Instructions for the task:
Restate the data exactly as given and keep the pictures out.

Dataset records
** START **

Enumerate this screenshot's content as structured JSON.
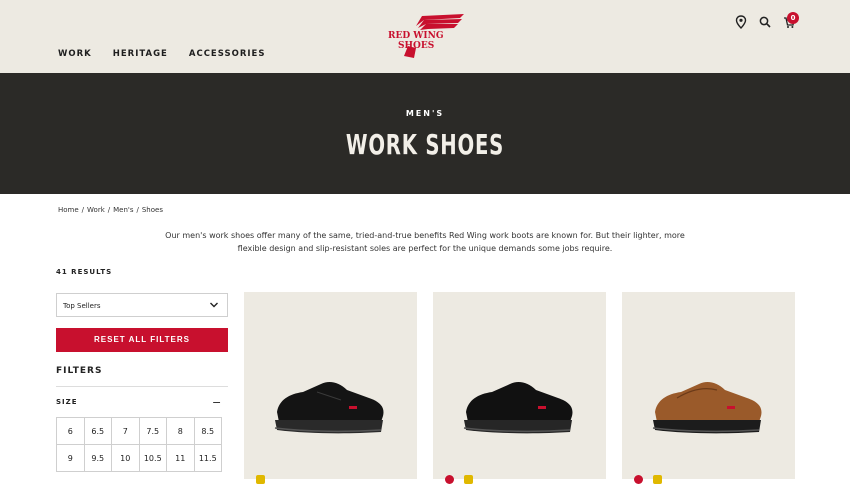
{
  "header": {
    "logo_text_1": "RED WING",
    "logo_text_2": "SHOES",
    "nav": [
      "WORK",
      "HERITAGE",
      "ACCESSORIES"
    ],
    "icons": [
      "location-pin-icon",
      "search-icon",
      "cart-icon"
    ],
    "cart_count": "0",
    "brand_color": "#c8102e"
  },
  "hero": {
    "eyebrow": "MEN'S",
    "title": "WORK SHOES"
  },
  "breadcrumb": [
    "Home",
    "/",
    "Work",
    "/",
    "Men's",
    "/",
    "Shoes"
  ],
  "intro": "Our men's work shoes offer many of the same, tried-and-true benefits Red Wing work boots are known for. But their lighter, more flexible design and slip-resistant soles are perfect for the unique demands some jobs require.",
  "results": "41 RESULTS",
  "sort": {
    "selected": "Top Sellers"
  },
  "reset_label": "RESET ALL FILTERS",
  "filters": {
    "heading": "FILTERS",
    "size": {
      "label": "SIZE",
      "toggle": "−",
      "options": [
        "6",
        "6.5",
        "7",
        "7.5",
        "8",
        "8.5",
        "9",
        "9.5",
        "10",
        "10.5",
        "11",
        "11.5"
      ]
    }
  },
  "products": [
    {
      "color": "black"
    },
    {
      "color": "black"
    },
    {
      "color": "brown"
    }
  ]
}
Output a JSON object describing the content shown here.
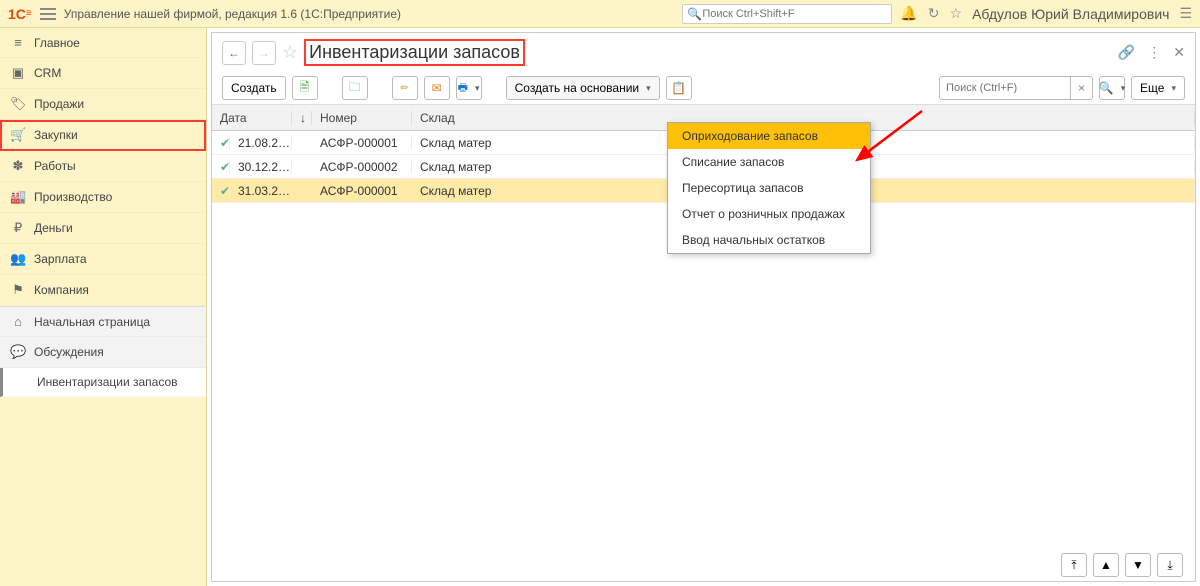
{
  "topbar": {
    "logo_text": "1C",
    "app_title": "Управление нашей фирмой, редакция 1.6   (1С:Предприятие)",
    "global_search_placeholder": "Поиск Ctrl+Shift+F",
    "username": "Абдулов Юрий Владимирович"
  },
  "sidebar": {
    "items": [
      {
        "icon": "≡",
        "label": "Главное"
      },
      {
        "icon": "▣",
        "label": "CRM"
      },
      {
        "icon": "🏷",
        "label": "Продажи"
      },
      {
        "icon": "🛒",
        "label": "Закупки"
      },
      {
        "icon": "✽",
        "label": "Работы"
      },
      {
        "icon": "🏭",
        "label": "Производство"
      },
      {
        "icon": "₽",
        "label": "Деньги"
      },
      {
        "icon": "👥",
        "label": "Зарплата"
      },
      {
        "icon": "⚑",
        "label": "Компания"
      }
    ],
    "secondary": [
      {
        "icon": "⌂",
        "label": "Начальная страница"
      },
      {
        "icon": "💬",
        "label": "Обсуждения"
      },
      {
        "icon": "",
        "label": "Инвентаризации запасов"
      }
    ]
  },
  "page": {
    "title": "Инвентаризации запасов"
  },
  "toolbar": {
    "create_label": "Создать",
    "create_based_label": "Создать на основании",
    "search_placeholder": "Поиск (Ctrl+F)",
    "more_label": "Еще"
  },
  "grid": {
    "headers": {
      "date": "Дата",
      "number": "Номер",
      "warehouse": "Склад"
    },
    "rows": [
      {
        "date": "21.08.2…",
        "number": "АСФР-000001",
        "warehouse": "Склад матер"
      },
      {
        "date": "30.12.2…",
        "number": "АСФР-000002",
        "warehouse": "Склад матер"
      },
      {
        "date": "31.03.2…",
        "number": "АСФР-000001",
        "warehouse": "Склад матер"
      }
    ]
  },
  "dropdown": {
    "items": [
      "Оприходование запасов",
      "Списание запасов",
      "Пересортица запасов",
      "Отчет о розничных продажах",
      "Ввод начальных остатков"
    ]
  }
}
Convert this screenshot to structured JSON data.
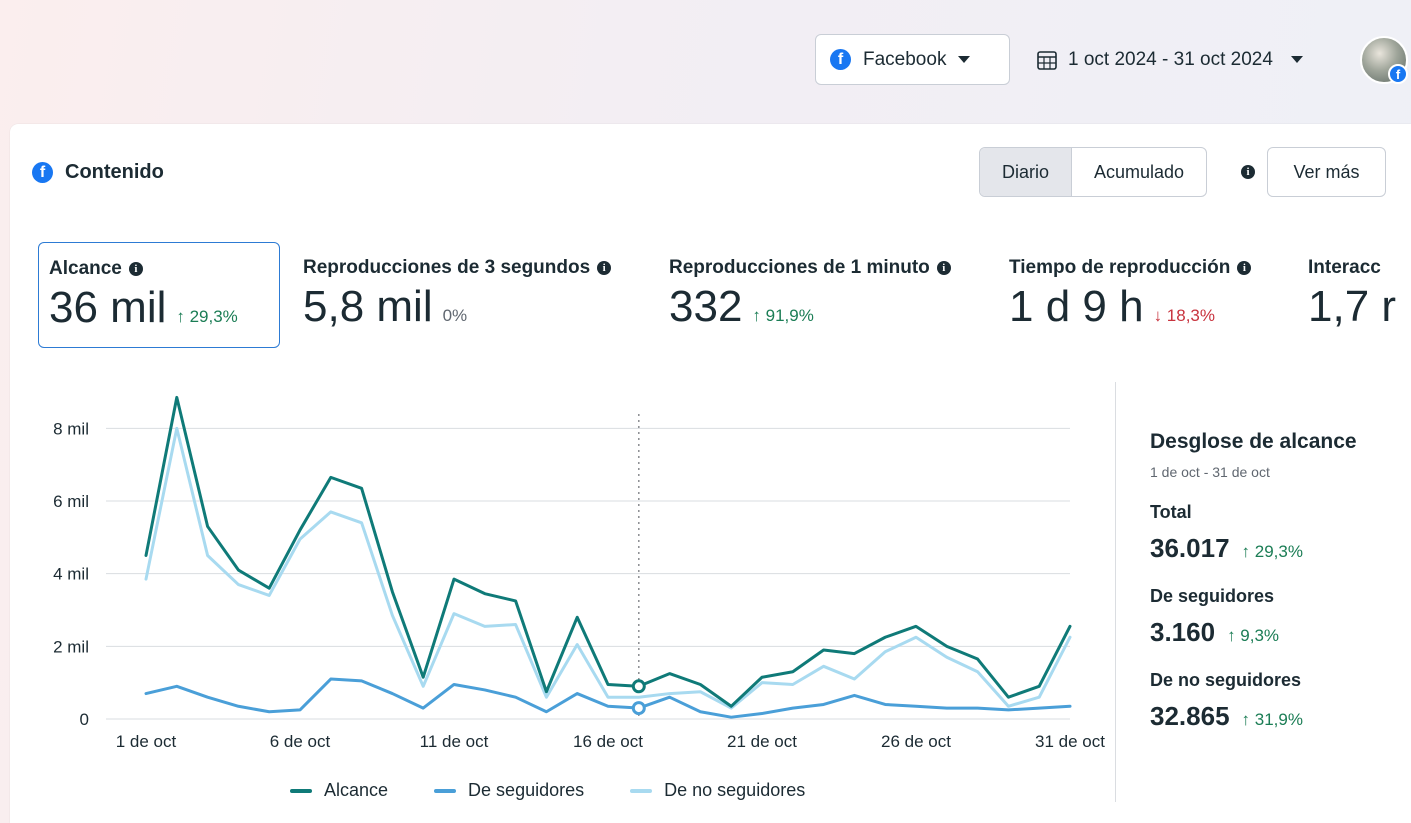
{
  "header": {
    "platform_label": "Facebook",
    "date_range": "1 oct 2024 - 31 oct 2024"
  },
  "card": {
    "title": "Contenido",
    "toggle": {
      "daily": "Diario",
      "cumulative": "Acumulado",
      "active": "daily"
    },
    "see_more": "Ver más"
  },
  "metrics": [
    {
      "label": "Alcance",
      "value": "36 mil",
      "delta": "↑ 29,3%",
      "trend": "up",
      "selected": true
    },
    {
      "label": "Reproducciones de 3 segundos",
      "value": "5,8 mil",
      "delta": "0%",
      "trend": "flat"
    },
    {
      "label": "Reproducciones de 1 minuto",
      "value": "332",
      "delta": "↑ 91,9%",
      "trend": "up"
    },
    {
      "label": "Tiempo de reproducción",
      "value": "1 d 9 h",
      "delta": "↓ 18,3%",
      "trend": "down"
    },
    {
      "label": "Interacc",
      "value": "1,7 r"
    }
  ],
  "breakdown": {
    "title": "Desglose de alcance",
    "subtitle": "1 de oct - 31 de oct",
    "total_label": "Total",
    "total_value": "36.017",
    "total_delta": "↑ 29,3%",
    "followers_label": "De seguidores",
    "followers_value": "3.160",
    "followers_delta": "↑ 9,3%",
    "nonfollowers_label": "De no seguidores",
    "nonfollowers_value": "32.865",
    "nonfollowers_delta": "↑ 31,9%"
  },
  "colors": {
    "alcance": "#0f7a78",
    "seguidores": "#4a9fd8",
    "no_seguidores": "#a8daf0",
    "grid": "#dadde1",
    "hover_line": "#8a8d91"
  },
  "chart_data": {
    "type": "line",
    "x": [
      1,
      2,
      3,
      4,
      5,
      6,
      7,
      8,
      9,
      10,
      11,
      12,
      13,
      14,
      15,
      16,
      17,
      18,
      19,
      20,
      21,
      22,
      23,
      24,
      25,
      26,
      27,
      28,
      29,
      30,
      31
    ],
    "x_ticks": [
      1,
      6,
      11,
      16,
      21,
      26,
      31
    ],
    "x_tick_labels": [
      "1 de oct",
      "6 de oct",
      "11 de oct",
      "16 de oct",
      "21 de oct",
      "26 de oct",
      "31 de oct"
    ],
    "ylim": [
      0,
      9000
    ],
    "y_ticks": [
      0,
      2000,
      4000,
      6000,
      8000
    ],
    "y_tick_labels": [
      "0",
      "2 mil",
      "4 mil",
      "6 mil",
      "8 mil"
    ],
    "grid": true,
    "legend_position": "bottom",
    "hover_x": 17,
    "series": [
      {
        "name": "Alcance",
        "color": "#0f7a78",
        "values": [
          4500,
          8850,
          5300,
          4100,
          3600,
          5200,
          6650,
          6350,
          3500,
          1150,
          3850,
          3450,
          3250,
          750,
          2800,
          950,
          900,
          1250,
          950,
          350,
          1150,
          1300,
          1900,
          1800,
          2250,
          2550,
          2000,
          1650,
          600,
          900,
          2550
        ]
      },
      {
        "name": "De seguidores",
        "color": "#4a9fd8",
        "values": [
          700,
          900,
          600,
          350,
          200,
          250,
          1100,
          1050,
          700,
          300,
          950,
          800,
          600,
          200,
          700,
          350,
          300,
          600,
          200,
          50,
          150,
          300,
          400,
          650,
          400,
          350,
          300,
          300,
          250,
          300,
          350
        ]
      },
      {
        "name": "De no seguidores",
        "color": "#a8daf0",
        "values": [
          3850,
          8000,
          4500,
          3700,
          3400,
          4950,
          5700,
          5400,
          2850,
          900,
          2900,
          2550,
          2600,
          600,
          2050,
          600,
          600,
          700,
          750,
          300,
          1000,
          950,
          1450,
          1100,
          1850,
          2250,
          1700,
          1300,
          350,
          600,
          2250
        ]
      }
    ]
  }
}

** END **

Output for this task:
Enumerate this screenshot's content as structured JSON.
{
  "header": {
    "logo_text_1": "RED WING",
    "logo_text_2": "SHOES",
    "nav": [
      "WORK",
      "HERITAGE",
      "ACCESSORIES"
    ],
    "icons": [
      "location-pin-icon",
      "search-icon",
      "cart-icon"
    ],
    "cart_count": "0",
    "brand_color": "#c8102e"
  },
  "hero": {
    "eyebrow": "MEN'S",
    "title": "WORK SHOES"
  },
  "breadcrumb": [
    "Home",
    "/",
    "Work",
    "/",
    "Men's",
    "/",
    "Shoes"
  ],
  "intro": "Our men's work shoes offer many of the same, tried-and-true benefits Red Wing work boots are known for. But their lighter, more flexible design and slip-resistant soles are perfect for the unique demands some jobs require.",
  "results": "41 RESULTS",
  "sort": {
    "selected": "Top Sellers"
  },
  "reset_label": "RESET ALL FILTERS",
  "filters": {
    "heading": "FILTERS",
    "size": {
      "label": "SIZE",
      "toggle": "−",
      "options": [
        "6",
        "6.5",
        "7",
        "7.5",
        "8",
        "8.5",
        "9",
        "9.5",
        "10",
        "10.5",
        "11",
        "11.5"
      ]
    }
  },
  "products": [
    {
      "color": "black"
    },
    {
      "color": "black"
    },
    {
      "color": "brown"
    }
  ]
}
Output a JSON object describing the content shown here.
{
  "topbar": {
    "logo_text": "1C",
    "app_title": "Управление нашей фирмой, редакция 1.6   (1С:Предприятие)",
    "global_search_placeholder": "Поиск Ctrl+Shift+F",
    "username": "Абдулов Юрий Владимирович"
  },
  "sidebar": {
    "items": [
      {
        "icon": "≡",
        "label": "Главное"
      },
      {
        "icon": "▣",
        "label": "CRM"
      },
      {
        "icon": "🏷",
        "label": "Продажи"
      },
      {
        "icon": "🛒",
        "label": "Закупки"
      },
      {
        "icon": "✽",
        "label": "Работы"
      },
      {
        "icon": "🏭",
        "label": "Производство"
      },
      {
        "icon": "₽",
        "label": "Деньги"
      },
      {
        "icon": "👥",
        "label": "Зарплата"
      },
      {
        "icon": "⚑",
        "label": "Компания"
      }
    ],
    "secondary": [
      {
        "icon": "⌂",
        "label": "Начальная страница"
      },
      {
        "icon": "💬",
        "label": "Обсуждения"
      },
      {
        "icon": "",
        "label": "Инвентаризации запасов"
      }
    ]
  },
  "page": {
    "title": "Инвентаризации запасов"
  },
  "toolbar": {
    "create_label": "Создать",
    "create_based_label": "Создать на основании",
    "search_placeholder": "Поиск (Ctrl+F)",
    "more_label": "Еще"
  },
  "grid": {
    "headers": {
      "date": "Дата",
      "number": "Номер",
      "warehouse": "Склад"
    },
    "rows": [
      {
        "date": "21.08.2…",
        "number": "АСФР-000001",
        "warehouse": "Склад матер"
      },
      {
        "date": "30.12.2…",
        "number": "АСФР-000002",
        "warehouse": "Склад матер"
      },
      {
        "date": "31.03.2…",
        "number": "АСФР-000001",
        "warehouse": "Склад матер"
      }
    ]
  },
  "dropdown": {
    "items": [
      "Оприходование запасов",
      "Списание запасов",
      "Пересортица запасов",
      "Отчет о розничных продажах",
      "Ввод начальных остатков"
    ]
  }
}
Convert this screenshot to structured JSON data.
{
  "header": {
    "platform_label": "Facebook",
    "date_range": "1 oct 2024 - 31 oct 2024"
  },
  "card": {
    "title": "Contenido",
    "toggle": {
      "daily": "Diario",
      "cumulative": "Acumulado",
      "active": "daily"
    },
    "see_more": "Ver más"
  },
  "metrics": [
    {
      "label": "Alcance",
      "value": "36 mil",
      "delta": "↑ 29,3%",
      "trend": "up",
      "selected": true
    },
    {
      "label": "Reproducciones de 3 segundos",
      "value": "5,8 mil",
      "delta": "0%",
      "trend": "flat"
    },
    {
      "label": "Reproducciones de 1 minuto",
      "value": "332",
      "delta": "↑ 91,9%",
      "trend": "up"
    },
    {
      "label": "Tiempo de reproducción",
      "value": "1 d 9 h",
      "delta": "↓ 18,3%",
      "trend": "down"
    },
    {
      "label": "Interacc",
      "value": "1,7 r"
    }
  ],
  "breakdown": {
    "title": "Desglose de alcance",
    "subtitle": "1 de oct - 31 de oct",
    "total_label": "Total",
    "total_value": "36.017",
    "total_delta": "↑ 29,3%",
    "followers_label": "De seguidores",
    "followers_value": "3.160",
    "followers_delta": "↑ 9,3%",
    "nonfollowers_label": "De no seguidores",
    "nonfollowers_value": "32.865",
    "nonfollowers_delta": "↑ 31,9%"
  },
  "colors": {
    "alcance": "#0f7a78",
    "seguidores": "#4a9fd8",
    "no_seguidores": "#a8daf0",
    "grid": "#dadde1",
    "hover_line": "#8a8d91"
  },
  "chart_data": {
    "type": "line",
    "x": [
      1,
      2,
      3,
      4,
      5,
      6,
      7,
      8,
      9,
      10,
      11,
      12,
      13,
      14,
      15,
      16,
      17,
      18,
      19,
      20,
      21,
      22,
      23,
      24,
      25,
      26,
      27,
      28,
      29,
      30,
      31
    ],
    "x_ticks": [
      1,
      6,
      11,
      16,
      21,
      26,
      31
    ],
    "x_tick_labels": [
      "1 de oct",
      "6 de oct",
      "11 de oct",
      "16 de oct",
      "21 de oct",
      "26 de oct",
      "31 de oct"
    ],
    "ylim": [
      0,
      9000
    ],
    "y_ticks": [
      0,
      2000,
      4000,
      6000,
      8000
    ],
    "y_tick_labels": [
      "0",
      "2 mil",
      "4 mil",
      "6 mil",
      "8 mil"
    ],
    "grid": true,
    "legend_position": "bottom",
    "hover_x": 17,
    "series": [
      {
        "name": "Alcance",
        "color": "#0f7a78",
        "values": [
          4500,
          8850,
          5300,
          4100,
          3600,
          5200,
          6650,
          6350,
          3500,
          1150,
          3850,
          3450,
          3250,
          750,
          2800,
          950,
          900,
          1250,
          950,
          350,
          1150,
          1300,
          1900,
          1800,
          2250,
          2550,
          2000,
          1650,
          600,
          900,
          2550
        ]
      },
      {
        "name": "De seguidores",
        "color": "#4a9fd8",
        "values": [
          700,
          900,
          600,
          350,
          200,
          250,
          1100,
          1050,
          700,
          300,
          950,
          800,
          600,
          200,
          700,
          350,
          300,
          600,
          200,
          50,
          150,
          300,
          400,
          650,
          400,
          350,
          300,
          300,
          250,
          300,
          350
        ]
      },
      {
        "name": "De no seguidores",
        "color": "#a8daf0",
        "values": [
          3850,
          8000,
          4500,
          3700,
          3400,
          4950,
          5700,
          5400,
          2850,
          900,
          2900,
          2550,
          2600,
          600,
          2050,
          600,
          600,
          700,
          750,
          300,
          1000,
          950,
          1450,
          1100,
          1850,
          2250,
          1700,
          1300,
          350,
          600,
          2250
        ]
      }
    ]
  }
}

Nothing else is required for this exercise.